Task to carry out:
From the entries provided below, copy each line that contains the word "JSON".

----------

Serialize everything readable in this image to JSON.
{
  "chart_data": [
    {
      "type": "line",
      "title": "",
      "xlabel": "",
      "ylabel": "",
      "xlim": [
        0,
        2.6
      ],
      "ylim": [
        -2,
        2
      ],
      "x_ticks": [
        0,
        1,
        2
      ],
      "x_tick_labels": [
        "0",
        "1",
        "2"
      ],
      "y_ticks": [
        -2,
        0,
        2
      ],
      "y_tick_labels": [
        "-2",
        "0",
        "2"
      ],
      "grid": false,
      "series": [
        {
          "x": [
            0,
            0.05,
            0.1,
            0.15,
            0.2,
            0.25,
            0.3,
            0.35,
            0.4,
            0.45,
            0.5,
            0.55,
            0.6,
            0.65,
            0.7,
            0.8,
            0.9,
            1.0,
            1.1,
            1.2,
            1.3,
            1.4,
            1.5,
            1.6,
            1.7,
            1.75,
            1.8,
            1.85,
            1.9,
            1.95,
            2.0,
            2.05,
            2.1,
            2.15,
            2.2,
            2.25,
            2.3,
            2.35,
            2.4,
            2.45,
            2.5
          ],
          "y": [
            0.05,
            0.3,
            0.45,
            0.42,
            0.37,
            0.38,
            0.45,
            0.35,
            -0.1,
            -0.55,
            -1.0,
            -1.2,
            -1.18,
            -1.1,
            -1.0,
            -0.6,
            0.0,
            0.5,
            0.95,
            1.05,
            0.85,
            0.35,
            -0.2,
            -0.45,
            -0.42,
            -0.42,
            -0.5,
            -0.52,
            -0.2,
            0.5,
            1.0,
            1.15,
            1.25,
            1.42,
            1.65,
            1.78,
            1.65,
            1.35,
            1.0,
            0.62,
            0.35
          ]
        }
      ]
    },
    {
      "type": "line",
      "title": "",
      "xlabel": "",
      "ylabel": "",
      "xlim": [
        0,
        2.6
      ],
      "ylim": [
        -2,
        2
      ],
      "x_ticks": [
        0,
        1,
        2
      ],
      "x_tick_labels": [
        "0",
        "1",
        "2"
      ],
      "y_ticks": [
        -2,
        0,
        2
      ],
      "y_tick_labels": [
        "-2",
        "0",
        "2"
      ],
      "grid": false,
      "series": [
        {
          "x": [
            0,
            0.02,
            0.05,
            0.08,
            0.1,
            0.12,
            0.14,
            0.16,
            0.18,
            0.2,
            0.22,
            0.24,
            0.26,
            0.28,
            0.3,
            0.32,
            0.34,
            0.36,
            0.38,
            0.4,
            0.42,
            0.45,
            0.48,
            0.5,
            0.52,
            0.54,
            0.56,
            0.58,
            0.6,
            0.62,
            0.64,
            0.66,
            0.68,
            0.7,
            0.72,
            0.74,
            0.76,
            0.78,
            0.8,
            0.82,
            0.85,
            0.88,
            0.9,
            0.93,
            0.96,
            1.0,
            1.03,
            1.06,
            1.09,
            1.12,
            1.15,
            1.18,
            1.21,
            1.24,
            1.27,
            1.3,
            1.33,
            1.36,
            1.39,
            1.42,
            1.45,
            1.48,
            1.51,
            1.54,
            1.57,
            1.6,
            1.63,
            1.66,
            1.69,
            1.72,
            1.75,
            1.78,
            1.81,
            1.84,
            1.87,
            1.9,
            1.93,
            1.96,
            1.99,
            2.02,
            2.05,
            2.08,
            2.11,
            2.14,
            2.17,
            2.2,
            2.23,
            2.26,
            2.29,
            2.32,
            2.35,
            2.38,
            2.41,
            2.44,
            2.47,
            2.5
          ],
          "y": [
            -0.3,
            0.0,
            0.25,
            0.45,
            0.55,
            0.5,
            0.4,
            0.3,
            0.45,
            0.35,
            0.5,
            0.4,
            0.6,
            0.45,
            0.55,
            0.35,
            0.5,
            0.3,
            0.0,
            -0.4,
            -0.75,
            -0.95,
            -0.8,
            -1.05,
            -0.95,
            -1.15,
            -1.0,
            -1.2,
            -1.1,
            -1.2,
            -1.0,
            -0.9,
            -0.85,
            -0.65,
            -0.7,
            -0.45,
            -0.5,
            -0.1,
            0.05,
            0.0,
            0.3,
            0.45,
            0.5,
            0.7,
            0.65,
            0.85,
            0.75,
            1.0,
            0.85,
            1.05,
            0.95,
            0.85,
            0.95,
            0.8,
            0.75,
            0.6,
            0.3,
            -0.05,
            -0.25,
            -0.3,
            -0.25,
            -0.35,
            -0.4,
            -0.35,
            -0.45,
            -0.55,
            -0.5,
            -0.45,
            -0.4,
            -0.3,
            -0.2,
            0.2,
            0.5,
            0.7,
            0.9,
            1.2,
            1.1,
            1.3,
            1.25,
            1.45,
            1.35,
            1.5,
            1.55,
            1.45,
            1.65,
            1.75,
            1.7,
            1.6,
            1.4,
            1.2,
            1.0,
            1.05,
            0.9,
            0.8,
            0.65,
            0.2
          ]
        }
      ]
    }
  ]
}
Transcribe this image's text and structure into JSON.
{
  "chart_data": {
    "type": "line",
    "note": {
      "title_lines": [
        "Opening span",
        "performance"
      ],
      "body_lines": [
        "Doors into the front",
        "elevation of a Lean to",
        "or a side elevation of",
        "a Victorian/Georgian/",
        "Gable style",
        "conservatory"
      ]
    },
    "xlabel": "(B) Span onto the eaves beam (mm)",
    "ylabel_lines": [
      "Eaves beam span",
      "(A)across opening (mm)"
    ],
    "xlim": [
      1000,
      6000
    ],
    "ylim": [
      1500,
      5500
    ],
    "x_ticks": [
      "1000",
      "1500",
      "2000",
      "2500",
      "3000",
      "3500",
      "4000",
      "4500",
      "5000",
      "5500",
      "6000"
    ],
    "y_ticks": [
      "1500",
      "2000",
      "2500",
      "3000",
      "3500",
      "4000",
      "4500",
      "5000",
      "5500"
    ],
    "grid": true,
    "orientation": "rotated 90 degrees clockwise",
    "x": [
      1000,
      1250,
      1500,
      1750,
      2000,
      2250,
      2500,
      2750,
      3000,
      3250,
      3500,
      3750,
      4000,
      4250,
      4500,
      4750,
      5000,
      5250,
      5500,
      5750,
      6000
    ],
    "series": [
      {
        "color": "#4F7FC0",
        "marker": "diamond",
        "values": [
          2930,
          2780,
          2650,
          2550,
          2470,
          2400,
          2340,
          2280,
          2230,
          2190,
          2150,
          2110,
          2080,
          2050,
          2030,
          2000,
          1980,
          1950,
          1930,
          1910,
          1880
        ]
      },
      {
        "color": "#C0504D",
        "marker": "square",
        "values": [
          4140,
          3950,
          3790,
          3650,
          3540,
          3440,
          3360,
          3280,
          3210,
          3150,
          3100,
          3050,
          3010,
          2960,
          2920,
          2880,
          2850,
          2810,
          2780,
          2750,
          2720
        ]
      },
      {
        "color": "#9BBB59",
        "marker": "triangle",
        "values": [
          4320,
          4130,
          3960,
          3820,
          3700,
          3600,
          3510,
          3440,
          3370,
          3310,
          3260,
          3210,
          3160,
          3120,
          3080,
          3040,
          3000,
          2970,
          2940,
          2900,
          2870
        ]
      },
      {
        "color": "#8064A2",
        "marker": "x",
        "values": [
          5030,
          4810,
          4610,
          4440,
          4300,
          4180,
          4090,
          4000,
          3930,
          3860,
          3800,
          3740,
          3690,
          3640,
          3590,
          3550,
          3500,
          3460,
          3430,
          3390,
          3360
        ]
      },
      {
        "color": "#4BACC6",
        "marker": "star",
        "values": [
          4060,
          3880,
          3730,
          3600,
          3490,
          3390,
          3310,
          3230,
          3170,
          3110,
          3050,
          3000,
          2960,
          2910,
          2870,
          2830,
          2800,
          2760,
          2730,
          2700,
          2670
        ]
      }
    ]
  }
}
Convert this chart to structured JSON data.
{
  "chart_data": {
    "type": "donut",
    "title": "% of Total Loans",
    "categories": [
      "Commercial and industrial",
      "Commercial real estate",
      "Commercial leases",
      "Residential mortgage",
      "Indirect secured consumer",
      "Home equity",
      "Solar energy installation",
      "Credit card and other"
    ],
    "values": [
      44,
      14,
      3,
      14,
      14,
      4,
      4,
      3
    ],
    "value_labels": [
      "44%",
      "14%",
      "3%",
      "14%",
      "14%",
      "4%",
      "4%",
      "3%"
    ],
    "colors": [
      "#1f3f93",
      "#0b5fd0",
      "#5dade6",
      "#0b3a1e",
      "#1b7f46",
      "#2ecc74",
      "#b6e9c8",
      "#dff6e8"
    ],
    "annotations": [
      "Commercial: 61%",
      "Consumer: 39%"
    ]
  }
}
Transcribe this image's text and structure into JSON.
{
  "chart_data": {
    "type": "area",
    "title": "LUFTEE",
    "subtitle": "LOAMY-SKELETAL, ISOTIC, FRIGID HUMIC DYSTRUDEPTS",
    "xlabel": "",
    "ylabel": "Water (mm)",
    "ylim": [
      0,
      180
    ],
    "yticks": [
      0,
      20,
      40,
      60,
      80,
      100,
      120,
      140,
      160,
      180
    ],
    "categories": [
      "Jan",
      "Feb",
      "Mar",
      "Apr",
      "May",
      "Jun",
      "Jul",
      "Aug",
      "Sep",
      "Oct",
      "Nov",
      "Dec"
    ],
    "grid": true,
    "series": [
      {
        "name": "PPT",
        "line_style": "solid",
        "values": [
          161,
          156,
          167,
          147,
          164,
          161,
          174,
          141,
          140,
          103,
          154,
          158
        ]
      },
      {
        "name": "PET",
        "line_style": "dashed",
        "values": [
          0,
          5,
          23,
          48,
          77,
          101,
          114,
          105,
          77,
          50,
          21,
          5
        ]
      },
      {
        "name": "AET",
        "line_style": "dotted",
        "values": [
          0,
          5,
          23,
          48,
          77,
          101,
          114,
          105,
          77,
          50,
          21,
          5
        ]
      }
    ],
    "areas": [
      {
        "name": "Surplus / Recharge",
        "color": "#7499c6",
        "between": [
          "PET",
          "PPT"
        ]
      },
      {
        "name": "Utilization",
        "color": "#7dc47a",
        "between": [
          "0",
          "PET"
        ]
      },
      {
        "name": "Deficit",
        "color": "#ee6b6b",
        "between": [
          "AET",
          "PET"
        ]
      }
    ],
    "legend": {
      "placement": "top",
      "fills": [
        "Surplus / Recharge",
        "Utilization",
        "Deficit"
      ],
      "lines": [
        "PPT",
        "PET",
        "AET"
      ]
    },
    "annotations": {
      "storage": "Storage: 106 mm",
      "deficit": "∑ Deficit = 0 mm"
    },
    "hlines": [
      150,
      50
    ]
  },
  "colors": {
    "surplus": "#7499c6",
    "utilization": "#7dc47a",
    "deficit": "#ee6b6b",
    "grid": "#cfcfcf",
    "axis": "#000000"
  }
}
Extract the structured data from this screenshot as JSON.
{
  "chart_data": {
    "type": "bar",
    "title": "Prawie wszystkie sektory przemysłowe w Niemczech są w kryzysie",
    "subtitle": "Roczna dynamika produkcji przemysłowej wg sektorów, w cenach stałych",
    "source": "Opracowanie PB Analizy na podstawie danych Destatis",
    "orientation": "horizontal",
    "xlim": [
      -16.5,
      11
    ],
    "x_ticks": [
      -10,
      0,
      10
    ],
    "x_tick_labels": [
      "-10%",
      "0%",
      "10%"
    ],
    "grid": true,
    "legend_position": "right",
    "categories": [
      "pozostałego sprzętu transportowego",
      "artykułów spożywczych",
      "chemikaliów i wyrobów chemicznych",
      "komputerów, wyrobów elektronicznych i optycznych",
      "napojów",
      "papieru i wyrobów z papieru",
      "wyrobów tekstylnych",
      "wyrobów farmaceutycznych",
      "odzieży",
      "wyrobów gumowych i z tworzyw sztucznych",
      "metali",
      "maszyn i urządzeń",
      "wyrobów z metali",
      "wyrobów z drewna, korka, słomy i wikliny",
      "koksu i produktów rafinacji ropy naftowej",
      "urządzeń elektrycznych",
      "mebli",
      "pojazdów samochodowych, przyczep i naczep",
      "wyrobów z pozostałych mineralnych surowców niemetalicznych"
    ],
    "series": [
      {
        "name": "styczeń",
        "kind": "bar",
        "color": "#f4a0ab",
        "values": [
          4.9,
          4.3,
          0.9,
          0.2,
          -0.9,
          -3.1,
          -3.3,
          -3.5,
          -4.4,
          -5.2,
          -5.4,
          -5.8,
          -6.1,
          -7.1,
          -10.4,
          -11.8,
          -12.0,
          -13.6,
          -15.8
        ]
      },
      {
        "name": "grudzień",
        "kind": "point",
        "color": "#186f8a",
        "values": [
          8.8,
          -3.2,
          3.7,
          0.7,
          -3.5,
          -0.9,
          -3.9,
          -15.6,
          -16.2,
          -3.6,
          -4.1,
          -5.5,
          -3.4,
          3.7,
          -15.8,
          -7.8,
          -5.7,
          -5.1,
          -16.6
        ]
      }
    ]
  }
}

----------

Complete output:
Serialize everything readable in this image to JSON.
Transcribe this image's text and structure into JSON.
Convert this chart to structured JSON data.
Transcribe this image's text and structure into JSON.
Extract the structured data from this screenshot as JSON.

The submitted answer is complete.